**Problem description**
Go through each line of the records below and count those with the word "xlabel". Give only the count.

Items from a figure collection
※ ※ ※
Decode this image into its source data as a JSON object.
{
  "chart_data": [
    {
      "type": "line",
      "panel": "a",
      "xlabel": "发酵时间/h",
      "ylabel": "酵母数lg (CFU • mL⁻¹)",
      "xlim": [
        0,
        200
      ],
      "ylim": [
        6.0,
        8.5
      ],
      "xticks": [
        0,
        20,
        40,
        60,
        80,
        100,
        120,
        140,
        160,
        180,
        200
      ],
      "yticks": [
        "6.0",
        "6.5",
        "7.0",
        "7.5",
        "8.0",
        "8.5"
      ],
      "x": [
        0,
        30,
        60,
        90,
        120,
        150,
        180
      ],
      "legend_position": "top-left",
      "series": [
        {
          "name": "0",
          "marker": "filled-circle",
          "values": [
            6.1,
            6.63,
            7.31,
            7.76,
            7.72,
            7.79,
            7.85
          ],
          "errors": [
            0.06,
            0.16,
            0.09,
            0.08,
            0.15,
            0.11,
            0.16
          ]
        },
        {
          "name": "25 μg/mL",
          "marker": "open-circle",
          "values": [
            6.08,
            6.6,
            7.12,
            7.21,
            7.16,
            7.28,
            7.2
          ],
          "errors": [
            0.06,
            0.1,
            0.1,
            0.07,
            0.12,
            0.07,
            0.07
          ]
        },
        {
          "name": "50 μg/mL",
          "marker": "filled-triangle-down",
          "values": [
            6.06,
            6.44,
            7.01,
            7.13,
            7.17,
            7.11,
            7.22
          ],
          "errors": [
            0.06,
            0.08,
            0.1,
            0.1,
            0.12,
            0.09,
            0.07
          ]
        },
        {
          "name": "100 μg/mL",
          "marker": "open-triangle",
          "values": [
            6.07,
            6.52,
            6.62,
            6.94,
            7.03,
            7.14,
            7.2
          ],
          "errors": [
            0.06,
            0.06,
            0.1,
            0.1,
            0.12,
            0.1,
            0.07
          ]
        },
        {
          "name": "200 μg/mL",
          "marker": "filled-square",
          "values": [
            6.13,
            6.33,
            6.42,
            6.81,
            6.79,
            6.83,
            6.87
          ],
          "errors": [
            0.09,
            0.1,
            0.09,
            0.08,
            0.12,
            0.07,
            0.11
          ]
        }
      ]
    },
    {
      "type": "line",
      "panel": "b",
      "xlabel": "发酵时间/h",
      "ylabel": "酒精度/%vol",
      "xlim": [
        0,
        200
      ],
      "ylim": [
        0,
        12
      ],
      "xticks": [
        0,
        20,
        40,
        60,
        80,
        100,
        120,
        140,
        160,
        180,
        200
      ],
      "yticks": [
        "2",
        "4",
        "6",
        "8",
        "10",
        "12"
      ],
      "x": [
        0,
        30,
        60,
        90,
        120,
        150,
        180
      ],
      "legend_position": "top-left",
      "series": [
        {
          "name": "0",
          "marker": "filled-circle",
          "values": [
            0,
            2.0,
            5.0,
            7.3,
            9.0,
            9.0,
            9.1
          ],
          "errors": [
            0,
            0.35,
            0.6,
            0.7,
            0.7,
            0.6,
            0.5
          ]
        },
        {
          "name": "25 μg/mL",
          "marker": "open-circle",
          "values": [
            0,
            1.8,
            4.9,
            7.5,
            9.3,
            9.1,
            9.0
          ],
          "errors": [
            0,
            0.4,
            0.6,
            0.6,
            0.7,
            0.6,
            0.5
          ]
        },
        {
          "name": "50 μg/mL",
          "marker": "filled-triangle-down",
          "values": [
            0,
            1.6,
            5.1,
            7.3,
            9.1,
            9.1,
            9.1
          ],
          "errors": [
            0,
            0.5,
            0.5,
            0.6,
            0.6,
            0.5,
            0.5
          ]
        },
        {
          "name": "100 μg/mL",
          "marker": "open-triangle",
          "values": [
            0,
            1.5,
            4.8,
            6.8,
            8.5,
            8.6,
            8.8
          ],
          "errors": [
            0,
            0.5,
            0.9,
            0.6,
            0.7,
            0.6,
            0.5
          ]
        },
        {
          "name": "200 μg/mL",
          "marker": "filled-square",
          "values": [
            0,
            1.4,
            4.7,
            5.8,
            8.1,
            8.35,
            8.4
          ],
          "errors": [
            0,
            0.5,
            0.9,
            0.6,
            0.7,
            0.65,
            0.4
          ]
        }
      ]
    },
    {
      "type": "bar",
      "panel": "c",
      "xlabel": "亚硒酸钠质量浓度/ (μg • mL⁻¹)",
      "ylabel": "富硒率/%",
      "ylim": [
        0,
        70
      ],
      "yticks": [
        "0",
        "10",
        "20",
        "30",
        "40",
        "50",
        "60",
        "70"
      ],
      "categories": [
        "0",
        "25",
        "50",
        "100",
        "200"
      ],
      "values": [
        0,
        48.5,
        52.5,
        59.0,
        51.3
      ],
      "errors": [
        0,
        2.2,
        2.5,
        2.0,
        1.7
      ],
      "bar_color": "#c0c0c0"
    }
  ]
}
※ ※ ※
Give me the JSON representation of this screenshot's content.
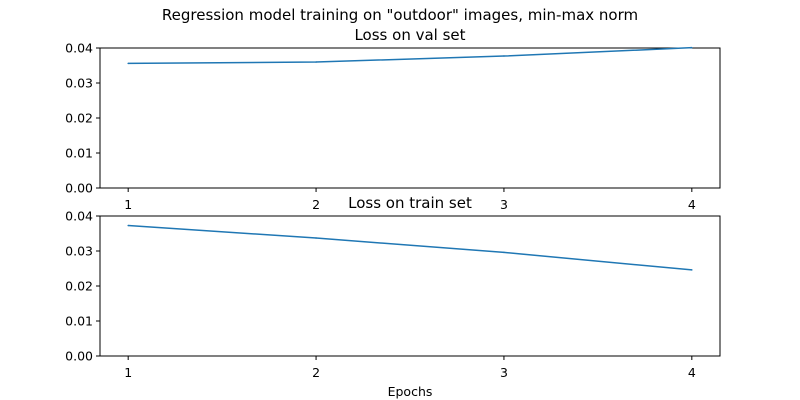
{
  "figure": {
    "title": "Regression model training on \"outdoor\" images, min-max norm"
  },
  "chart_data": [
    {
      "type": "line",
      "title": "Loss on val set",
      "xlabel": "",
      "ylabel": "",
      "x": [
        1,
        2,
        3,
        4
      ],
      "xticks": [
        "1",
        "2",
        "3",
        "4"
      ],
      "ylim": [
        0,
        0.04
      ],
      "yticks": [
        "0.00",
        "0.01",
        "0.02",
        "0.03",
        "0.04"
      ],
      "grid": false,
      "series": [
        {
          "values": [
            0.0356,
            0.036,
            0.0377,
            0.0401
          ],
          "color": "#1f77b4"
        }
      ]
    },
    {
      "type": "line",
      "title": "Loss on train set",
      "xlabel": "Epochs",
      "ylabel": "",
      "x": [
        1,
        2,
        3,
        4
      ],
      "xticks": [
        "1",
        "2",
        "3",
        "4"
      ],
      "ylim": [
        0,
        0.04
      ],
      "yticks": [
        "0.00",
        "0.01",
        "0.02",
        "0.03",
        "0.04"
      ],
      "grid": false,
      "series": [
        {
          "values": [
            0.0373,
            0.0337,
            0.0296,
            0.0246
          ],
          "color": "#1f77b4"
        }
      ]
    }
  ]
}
※ ※ ※
**Expected answer**
5